▶ _Task details_
Reproduce the entries below word for word, keeping every line in its original order.

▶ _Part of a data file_
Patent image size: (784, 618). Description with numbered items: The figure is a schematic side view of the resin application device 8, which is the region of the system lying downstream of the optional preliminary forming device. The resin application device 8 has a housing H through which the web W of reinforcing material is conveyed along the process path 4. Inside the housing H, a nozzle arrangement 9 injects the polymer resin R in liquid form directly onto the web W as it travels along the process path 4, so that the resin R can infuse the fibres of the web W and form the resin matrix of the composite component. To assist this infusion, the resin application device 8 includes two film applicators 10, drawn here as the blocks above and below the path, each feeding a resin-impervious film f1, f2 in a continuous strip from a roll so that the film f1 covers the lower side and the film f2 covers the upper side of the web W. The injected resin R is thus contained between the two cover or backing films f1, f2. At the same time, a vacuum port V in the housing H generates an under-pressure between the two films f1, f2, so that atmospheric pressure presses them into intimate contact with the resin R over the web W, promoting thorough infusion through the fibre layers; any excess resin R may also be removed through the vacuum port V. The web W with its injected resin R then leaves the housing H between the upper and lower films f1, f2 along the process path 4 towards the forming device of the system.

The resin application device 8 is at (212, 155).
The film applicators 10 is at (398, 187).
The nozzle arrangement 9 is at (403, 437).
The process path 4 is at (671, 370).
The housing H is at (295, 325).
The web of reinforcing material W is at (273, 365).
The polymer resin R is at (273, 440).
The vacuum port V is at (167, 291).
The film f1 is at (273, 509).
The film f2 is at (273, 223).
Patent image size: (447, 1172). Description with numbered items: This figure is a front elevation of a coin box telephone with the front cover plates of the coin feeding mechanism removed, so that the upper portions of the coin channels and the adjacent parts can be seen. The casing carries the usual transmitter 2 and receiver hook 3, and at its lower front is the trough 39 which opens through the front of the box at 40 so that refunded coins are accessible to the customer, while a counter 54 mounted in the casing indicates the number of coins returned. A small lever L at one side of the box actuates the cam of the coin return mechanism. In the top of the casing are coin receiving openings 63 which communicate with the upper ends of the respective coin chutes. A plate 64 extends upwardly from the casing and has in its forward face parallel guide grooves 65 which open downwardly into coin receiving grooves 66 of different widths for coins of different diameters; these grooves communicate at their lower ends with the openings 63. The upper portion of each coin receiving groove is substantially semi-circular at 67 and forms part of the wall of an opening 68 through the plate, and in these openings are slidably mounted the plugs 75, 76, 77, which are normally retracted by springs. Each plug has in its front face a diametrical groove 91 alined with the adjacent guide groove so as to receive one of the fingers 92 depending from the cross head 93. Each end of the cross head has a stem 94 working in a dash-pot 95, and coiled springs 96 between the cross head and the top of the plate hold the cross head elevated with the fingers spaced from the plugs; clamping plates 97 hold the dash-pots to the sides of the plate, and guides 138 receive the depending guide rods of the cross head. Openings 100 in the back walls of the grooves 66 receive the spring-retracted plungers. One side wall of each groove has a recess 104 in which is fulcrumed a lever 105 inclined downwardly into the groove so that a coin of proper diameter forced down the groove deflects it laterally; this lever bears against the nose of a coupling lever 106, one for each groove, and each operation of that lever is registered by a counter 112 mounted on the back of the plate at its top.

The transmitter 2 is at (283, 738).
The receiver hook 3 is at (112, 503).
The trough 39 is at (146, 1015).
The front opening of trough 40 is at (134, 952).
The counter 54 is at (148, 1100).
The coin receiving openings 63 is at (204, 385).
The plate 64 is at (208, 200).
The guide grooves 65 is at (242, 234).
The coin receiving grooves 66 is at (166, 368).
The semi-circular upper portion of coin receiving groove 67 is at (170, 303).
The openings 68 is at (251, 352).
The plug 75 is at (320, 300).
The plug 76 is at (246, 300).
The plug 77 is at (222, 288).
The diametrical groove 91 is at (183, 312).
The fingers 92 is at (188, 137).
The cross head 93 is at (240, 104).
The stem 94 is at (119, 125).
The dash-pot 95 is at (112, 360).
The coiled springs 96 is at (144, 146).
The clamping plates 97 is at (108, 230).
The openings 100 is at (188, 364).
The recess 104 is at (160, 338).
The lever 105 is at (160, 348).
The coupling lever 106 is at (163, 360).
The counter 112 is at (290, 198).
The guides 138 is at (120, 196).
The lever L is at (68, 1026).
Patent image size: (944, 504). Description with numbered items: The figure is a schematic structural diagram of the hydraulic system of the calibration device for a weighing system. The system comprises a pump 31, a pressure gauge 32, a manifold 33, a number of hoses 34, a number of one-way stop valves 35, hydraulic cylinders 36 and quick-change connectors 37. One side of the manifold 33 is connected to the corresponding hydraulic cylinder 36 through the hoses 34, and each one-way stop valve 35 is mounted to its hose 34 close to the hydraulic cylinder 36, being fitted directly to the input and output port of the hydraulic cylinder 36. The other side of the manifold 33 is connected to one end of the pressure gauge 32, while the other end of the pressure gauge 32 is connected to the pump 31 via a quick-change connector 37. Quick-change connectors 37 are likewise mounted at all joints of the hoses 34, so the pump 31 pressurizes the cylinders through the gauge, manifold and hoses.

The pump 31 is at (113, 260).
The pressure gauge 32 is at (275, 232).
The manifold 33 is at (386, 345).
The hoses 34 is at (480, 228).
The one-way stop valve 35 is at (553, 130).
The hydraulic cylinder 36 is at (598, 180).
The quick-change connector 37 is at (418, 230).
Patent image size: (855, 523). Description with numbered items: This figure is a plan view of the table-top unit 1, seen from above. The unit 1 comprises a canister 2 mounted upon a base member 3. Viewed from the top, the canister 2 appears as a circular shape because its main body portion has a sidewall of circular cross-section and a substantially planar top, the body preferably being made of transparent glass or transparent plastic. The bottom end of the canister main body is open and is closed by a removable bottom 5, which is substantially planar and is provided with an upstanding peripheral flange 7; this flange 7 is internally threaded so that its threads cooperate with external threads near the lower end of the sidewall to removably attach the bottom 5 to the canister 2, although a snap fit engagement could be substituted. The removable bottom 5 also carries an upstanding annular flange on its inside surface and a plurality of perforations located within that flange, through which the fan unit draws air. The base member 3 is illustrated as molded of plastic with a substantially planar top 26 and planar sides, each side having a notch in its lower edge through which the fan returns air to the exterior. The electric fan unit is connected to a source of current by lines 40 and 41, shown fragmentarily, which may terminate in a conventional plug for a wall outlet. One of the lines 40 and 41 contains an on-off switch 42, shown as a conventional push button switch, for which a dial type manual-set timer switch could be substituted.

▶ _Problem solution_
Patent image size: (784, 618). Description with numbered items: The figure is a schematic side view of the resin application device 8, which is the region of the system lying downstream of the optional preliminary forming device. The resin application device 8 has a housing H through which the web W of reinforcing material is conveyed along the process path 4. Inside the housing H, a nozzle arrangement 9 injects the polymer resin R in liquid form directly onto the web W as it travels along the process path 4, so that the resin R can infuse the fibres of the web W and form the resin matrix of the composite component. To assist this infusion, the resin application device 8 includes two film applicators 10, drawn here as the blocks above and below the path, each feeding a resin-impervious film f1, f2 in a continuous strip from a roll so that the film f1 covers the lower side and the film f2 covers the upper side of the web W. The injected resin R is thus contained between the two cover or backing films f1, f2. At the same time, a vacuum port V in the housing H generates an under-pressure between the two films f1, f2, so that atmospheric pressure presses them into intimate contact with the resin R over the web W, promoting thorough infusion through the fibre layers; any excess resin R may also be removed through the vacuum port V. The web W with its injected resin R then leaves the housing H between the upper and lower films f1, f2 along the process path 4 towards the forming device of the system.

The resin application device 8 is at (212, 155).
The film applicators 10 is at (398, 187).
The nozzle arrangement 9 is at (403, 437).
The process path 4 is at (671, 370).
The housing H is at (295, 325).
The web of reinforcing material W is at (273, 365).
The polymer resin R is at (273, 440).
The vacuum port V is at (167, 291).
The film f1 is at (273, 509).
The film f2 is at (273, 223).
Patent image size: (447, 1172). Description with numbered items: This figure is a front elevation of a coin box telephone with the front cover plates of the coin feeding mechanism removed, so that the upper portions of the coin channels and the adjacent parts can be seen. The casing carries the usual transmitter 2 and receiver hook 3, and at its lower front is the trough 39 which opens through the front of the box at 40 so that refunded coins are accessible to the customer, while a counter 54 mounted in the casing indicates the number of coins returned. A small lever L at one side of the box actuates the cam of the coin return mechanism. In the top of the casing are coin receiving openings 63 which communicate with the upper ends of the respective coin chutes. A plate 64 extends upwardly from the casing and has in its forward face parallel guide grooves 65 which open downwardly into coin receiving grooves 66 of different widths for coins of different diameters; these grooves communicate at their lower ends with the openings 63. The upper portion of each coin receiving groove is substantially semi-circular at 67 and forms part of the wall of an opening 68 through the plate, and in these openings are slidably mounted the plugs 75, 76, 77, which are normally retracted by springs. Each plug has in its front face a diametrical groove 91 alined with the adjacent guide groove so as to receive one of the fingers 92 depending from the cross head 93. Each end of the cross head has a stem 94 working in a dash-pot 95, and coiled springs 96 between the cross head and the top of the plate hold the cross head elevated with the fingers spaced from the plugs; clamping plates 97 hold the dash-pots to the sides of the plate, and guides 138 receive the depending guide rods of the cross head. Openings 100 in the back walls of the grooves 66 receive the spring-retracted plungers. One side wall of each groove has a recess 104 in which is fulcrumed a lever 105 inclined downwardly into the groove so that a coin of proper diameter forced down the groove deflects it laterally; this lever bears against the nose of a coupling lever 106, one for each groove, and each operation of that lever is registered by a counter 112 mounted on the back of the plate at its top.

The transmitter 2 is at (283, 738).
The receiver hook 3 is at (112, 503).
The trough 39 is at (146, 1015).
The front opening of trough 40 is at (134, 952).
The counter 54 is at (148, 1100).
The coin receiving openings 63 is at (204, 385).
The plate 64 is at (208, 200).
The guide grooves 65 is at (242, 234).
The coin receiving grooves 66 is at (166, 368).
The semi-circular upper portion of coin receiving groove 67 is at (170, 303).
The openings 68 is at (251, 352).
The plug 75 is at (320, 300).
The plug 76 is at (246, 300).
The plug 77 is at (222, 288).
The diametrical groove 91 is at (183, 312).
The fingers 92 is at (188, 137).
The cross head 93 is at (240, 104).
The stem 94 is at (119, 125).
The dash-pot 95 is at (112, 360).
The coiled springs 96 is at (144, 146).
The clamping plates 97 is at (108, 230).
The openings 100 is at (188, 364).
The recess 104 is at (160, 338).
The lever 105 is at (160, 348).
The coupling lever 106 is at (163, 360).
The counter 112 is at (290, 198).
The guides 138 is at (120, 196).
The lever L is at (68, 1026).
Patent image size: (944, 504). Description with numbered items: The figure is a schematic structural diagram of the hydraulic system of the calibration device for a weighing system. The system comprises a pump 31, a pressure gauge 32, a manifold 33, a number of hoses 34, a number of one-way stop valves 35, hydraulic cylinders 36 and quick-change connectors 37. One side of the manifold 33 is connected to the corresponding hydraulic cylinder 36 through the hoses 34, and each one-way stop valve 35 is mounted to its hose 34 close to the hydraulic cylinder 36, being fitted directly to the input and output port of the hydraulic cylinder 36. The other side of the manifold 33 is connected to one end of the pressure gauge 32, while the other end of the pressure gauge 32 is connected to the pump 31 via a quick-change connector 37. Quick-change connectors 37 are likewise mounted at all joints of the hoses 34, so the pump 31 pressurizes the cylinders through the gauge, manifold and hoses.

The pump 31 is at (113, 260).
The pressure gauge 32 is at (275, 232).
The manifold 33 is at (386, 345).
The hoses 34 is at (480, 228).
The one-way stop valve 35 is at (553, 130).
The hydraulic cylinder 36 is at (598, 180).
The quick-change connector 37 is at (418, 230).
Patent image size: (855, 523). Description with numbered items: This figure is a plan view of the table-top unit 1, seen from above. The unit 1 comprises a canister 2 mounted upon a base member 3. Viewed from the top, the canister 2 appears as a circular shape because its main body portion has a sidewall of circular cross-section and a substantially planar top, the body preferably being made of transparent glass or transparent plastic. The bottom end of the canister main body is open and is closed by a removable bottom 5, which is substantially planar and is provided with an upstanding peripheral flange 7; this flange 7 is internally threaded so that its threads cooperate with external threads near the lower end of the sidewall to removably attach the bottom 5 to the canister 2, although a snap fit engagement could be substituted. The removable bottom 5 also carries an upstanding annular flange on its inside surface and a plurality of perforations located within that flange, through which the fan unit draws air. The base member 3 is illustrated as molded of plastic with a substantially planar top 26 and planar sides, each side having a notch in its lower edge through which the fan returns air to the exterior. The electric fan unit is connected to a source of current by lines 40 and 41, shown fragmentarily, which may terminate in a conventional plug for a wall outlet. One of the lines 40 and 41 contains an on-off switch 42, shown as a conventional push button switch, for which a dial type manual-set timer switch could be substituted.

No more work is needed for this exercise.